_THE PROBLEM_: Retype every entry word for word.

┌────────

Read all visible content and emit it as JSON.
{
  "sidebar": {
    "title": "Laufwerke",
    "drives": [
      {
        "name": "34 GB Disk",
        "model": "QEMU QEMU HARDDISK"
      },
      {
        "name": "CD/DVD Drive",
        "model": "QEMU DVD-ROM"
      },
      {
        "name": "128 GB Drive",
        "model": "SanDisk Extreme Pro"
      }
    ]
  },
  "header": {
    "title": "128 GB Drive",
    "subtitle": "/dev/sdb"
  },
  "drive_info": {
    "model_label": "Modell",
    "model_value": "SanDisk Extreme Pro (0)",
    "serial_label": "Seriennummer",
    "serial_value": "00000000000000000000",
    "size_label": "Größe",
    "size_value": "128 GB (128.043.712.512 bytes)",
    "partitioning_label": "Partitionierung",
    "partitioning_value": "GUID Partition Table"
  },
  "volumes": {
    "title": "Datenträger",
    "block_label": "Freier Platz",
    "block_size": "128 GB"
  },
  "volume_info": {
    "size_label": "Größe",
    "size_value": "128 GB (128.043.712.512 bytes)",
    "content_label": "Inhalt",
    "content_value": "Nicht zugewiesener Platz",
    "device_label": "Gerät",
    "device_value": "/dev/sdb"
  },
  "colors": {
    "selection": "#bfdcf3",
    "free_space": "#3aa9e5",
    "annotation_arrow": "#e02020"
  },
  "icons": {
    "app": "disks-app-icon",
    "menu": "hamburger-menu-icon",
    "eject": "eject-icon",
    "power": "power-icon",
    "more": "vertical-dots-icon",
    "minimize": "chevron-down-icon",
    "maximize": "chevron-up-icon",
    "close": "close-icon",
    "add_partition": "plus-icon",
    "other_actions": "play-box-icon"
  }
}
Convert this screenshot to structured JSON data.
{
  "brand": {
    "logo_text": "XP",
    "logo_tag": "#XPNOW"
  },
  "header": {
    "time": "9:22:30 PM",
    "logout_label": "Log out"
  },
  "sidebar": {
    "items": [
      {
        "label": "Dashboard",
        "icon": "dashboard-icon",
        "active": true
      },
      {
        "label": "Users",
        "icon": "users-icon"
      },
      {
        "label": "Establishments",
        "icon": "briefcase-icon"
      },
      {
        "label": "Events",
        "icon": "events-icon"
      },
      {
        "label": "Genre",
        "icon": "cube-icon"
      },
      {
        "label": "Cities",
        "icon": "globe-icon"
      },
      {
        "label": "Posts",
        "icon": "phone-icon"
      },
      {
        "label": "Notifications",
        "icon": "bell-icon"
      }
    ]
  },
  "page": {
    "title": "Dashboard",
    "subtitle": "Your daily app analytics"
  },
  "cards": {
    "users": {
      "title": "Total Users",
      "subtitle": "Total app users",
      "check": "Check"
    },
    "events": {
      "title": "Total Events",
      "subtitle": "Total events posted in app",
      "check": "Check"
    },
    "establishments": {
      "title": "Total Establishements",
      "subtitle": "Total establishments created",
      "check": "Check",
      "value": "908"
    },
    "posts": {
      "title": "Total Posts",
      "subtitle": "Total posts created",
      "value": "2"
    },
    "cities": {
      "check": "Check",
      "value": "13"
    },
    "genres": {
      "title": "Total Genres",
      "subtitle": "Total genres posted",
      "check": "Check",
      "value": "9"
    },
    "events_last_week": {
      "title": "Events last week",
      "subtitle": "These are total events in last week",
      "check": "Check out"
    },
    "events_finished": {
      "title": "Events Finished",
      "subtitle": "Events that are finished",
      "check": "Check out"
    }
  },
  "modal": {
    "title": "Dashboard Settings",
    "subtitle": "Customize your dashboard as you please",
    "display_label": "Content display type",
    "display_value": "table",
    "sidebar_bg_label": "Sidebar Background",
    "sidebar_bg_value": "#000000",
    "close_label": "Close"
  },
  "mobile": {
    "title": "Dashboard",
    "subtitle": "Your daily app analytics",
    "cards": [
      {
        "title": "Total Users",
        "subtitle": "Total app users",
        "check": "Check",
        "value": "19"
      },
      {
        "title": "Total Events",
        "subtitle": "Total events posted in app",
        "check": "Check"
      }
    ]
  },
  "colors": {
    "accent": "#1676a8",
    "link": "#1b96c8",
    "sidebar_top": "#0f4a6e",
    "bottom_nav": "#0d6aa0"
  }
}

└────────

_ANSWER TO THE PROBLEM_:
Read all visible content and emit it as JSON.
{
  "sidebar": {
    "title": "Laufwerke",
    "drives": [
      {
        "name": "34 GB Disk",
        "model": "QEMU QEMU HARDDISK"
      },
      {
        "name": "CD/DVD Drive",
        "model": "QEMU DVD-ROM"
      },
      {
        "name": "128 GB Drive",
        "model": "SanDisk Extreme Pro"
      }
    ]
  },
  "header": {
    "title": "128 GB Drive",
    "subtitle": "/dev/sdb"
  },
  "drive_info": {
    "model_label": "Modell",
    "model_value": "SanDisk Extreme Pro (0)",
    "serial_label": "Seriennummer",
    "serial_value": "00000000000000000000",
    "size_label": "Größe",
    "size_value": "128 GB (128.043.712.512 bytes)",
    "partitioning_label": "Partitionierung",
    "partitioning_value": "GUID Partition Table"
  },
  "volumes": {
    "title": "Datenträger",
    "block_label": "Freier Platz",
    "block_size": "128 GB"
  },
  "volume_info": {
    "size_label": "Größe",
    "size_value": "128 GB (128.043.712.512 bytes)",
    "content_label": "Inhalt",
    "content_value": "Nicht zugewiesener Platz",
    "device_label": "Gerät",
    "device_value": "/dev/sdb"
  },
  "colors": {
    "selection": "#bfdcf3",
    "free_space": "#3aa9e5",
    "annotation_arrow": "#e02020"
  },
  "icons": {
    "app": "disks-app-icon",
    "menu": "hamburger-menu-icon",
    "eject": "eject-icon",
    "power": "power-icon",
    "more": "vertical-dots-icon",
    "minimize": "chevron-down-icon",
    "maximize": "chevron-up-icon",
    "close": "close-icon",
    "add_partition": "plus-icon",
    "other_actions": "play-box-icon"
  }
}
Convert this screenshot to structured JSON data.
{
  "brand": {
    "logo_text": "XP",
    "logo_tag": "#XPNOW"
  },
  "header": {
    "time": "9:22:30 PM",
    "logout_label": "Log out"
  },
  "sidebar": {
    "items": [
      {
        "label": "Dashboard",
        "icon": "dashboard-icon",
        "active": true
      },
      {
        "label": "Users",
        "icon": "users-icon"
      },
      {
        "label": "Establishments",
        "icon": "briefcase-icon"
      },
      {
        "label": "Events",
        "icon": "events-icon"
      },
      {
        "label": "Genre",
        "icon": "cube-icon"
      },
      {
        "label": "Cities",
        "icon": "globe-icon"
      },
      {
        "label": "Posts",
        "icon": "phone-icon"
      },
      {
        "label": "Notifications",
        "icon": "bell-icon"
      }
    ]
  },
  "page": {
    "title": "Dashboard",
    "subtitle": "Your daily app analytics"
  },
  "cards": {
    "users": {
      "title": "Total Users",
      "subtitle": "Total app users",
      "check": "Check"
    },
    "events": {
      "title": "Total Events",
      "subtitle": "Total events posted in app",
      "check": "Check"
    },
    "establishments": {
      "title": "Total Establishements",
      "subtitle": "Total establishments created",
      "check": "Check",
      "value": "908"
    },
    "posts": {
      "title": "Total Posts",
      "subtitle": "Total posts created",
      "value": "2"
    },
    "cities": {
      "check": "Check",
      "value": "13"
    },
    "genres": {
      "title": "Total Genres",
      "subtitle": "Total genres posted",
      "check": "Check",
      "value": "9"
    },
    "events_last_week": {
      "title": "Events last week",
      "subtitle": "These are total events in last week",
      "check": "Check out"
    },
    "events_finished": {
      "title": "Events Finished",
      "subtitle": "Events that are finished",
      "check": "Check out"
    }
  },
  "modal": {
    "title": "Dashboard Settings",
    "subtitle": "Customize your dashboard as you please",
    "display_label": "Content display type",
    "display_value": "table",
    "sidebar_bg_label": "Sidebar Background",
    "sidebar_bg_value": "#000000",
    "close_label": "Close"
  },
  "mobile": {
    "title": "Dashboard",
    "subtitle": "Your daily app analytics",
    "cards": [
      {
        "title": "Total Users",
        "subtitle": "Total app users",
        "check": "Check",
        "value": "19"
      },
      {
        "title": "Total Events",
        "subtitle": "Total events posted in app",
        "check": "Check"
      }
    ]
  },
  "colors": {
    "accent": "#1676a8",
    "link": "#1b96c8",
    "sidebar_top": "#0f4a6e",
    "bottom_nav": "#0d6aa0"
  }
}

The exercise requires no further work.